AUFGABE A: Gib den Abschnitt des Lesetexts über Open Science in Österreich wortgetreu wieder, der mit den Worten „Mit der Open“ beginnt und mit „- Reusable) entsprechen.“ endet.
AUFGABE B: An welchem Tag wurde laut dem Lesetext über Open Science in Österreich die Open Science Policy Austria beschlossen?
AUFGABE C: Wie lautet der Satz „In Österreich entwickelte sich in den vergangenen Jahren eine aktive Open-Science-Community.“ aus dem Lesetext über Open Science in Österreich auf Englisch?

Mit der Open Science Policy Austria, die am 23. Februar 2022 beschlossen wurde, bekennt sich Österreich zur Open-Science-Bewegung sowie zur EOSC und setzt strategische EU-Richtlinien (wie Art. 10 der EU-Richtlinie 2019/102) und SDG-Maßnahmen um: Forschungsdaten sollen standarmäßig offen (open by default) verfügbar sein und dem FAIR-Prinzip (Findable - Accessable - Interoperable - Reusable) entsprechen.

In Österreich entwickelte sich in den vergangenen Jahren eine aktive Open-Science-Community. 

  • Die Initiative Open Science Austria (OSA) ist eine interdisziplinäre Stakeholderinnen- und Stakeholder-Plattform unter dem Dach der uniko. Ihr Einfluss erstreckt sich weit über die Hochschulwelt hinaus. Ihre Mission ist es, Open Science in Österreich zu einem integralen Bestandteil der Forschungskultur zu machen.

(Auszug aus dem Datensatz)

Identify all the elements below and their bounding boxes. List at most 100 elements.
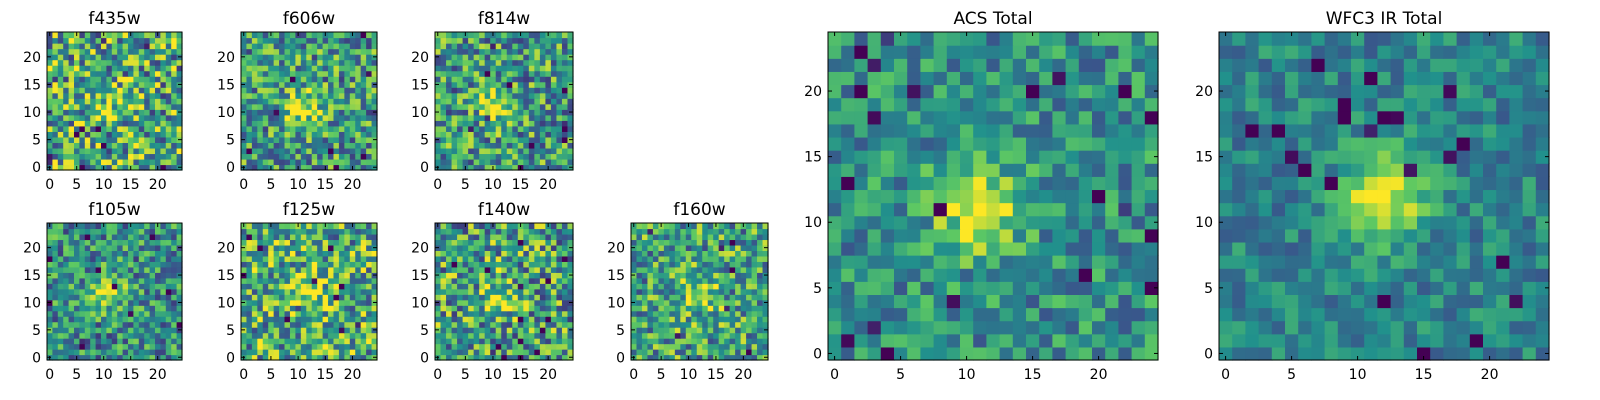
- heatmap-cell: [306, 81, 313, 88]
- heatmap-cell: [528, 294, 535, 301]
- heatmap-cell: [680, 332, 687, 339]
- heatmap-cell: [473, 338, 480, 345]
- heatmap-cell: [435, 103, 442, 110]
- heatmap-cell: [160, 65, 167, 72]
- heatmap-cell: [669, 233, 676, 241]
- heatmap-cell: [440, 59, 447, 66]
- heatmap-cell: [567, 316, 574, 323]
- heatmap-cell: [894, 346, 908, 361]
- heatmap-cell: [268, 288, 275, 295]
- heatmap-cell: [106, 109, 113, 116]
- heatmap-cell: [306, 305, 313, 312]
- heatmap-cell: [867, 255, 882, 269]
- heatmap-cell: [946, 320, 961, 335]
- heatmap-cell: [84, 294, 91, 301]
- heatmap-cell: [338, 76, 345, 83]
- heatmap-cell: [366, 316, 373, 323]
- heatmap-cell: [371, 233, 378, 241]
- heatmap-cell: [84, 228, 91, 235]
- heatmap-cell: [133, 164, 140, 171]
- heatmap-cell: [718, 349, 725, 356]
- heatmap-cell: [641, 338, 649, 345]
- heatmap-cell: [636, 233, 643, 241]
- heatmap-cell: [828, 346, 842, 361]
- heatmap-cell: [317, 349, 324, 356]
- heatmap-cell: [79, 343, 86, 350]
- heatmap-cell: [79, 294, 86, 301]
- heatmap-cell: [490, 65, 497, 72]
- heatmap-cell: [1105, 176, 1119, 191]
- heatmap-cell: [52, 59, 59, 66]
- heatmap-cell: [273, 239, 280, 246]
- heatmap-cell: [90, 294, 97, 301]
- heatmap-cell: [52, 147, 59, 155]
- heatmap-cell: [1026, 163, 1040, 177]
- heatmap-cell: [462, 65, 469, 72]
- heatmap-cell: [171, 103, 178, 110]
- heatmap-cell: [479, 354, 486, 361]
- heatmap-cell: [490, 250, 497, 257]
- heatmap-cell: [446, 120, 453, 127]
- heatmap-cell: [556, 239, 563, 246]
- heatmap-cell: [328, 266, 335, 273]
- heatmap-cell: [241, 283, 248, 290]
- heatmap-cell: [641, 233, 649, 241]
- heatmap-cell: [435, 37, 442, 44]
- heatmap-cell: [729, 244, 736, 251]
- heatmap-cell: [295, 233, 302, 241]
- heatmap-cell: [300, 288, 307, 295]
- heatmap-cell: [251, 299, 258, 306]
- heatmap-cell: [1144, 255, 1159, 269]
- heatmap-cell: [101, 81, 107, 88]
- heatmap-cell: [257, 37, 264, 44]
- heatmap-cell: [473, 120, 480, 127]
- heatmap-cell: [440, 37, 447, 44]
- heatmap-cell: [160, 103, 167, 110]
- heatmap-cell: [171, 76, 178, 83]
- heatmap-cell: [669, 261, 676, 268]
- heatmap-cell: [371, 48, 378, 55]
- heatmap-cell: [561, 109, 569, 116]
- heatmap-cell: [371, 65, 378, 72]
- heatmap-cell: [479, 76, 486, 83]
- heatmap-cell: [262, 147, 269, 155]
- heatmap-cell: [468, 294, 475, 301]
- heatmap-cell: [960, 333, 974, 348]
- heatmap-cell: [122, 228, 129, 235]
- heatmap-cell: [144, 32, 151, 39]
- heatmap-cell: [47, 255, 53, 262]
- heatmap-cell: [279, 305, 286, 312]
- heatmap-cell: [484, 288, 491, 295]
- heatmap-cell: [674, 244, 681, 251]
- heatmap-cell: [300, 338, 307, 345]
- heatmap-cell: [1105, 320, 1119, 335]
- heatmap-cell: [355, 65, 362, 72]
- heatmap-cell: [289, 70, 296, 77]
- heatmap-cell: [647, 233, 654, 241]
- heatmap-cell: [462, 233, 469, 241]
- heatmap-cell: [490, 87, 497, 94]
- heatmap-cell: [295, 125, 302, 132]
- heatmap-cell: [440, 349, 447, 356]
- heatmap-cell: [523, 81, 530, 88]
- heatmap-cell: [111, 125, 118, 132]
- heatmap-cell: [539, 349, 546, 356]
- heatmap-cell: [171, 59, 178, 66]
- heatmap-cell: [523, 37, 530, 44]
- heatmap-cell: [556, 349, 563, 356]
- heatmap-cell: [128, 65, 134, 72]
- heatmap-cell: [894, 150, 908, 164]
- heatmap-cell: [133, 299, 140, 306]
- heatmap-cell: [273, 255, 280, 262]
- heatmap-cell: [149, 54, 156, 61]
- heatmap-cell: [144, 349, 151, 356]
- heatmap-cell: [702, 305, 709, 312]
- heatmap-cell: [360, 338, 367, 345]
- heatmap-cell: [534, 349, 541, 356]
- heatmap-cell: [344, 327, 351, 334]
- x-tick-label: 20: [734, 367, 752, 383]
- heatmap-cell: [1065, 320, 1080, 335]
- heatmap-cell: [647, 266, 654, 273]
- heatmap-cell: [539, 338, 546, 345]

VOLLSTÄNDIGE ANTWORT A:
Mit der Open Science Policy Austria, die am 23. Februar 2022 beschlossen wurde, bekennt sich Österreich zur Open-Science-Bewegung sowie zur EOSC und setzt strategische EU-Richtlinien (wie Art. 10 der EU-Richtlinie 2019/102) und SDG-Maßnahmen um: Forschungsdaten sollen standarmäßig offen (open by default) verfügbar sein und dem FAIR-Prinzip (Findable - Accessable - Interoperable - Reusable) entsprechen.

VOLLSTÄNDIGE ANTWORT B: Am 23. Februar 2022.

VOLLSTÄNDIGE ANTWORT C: In recent years, an active open science community has developed in Austria.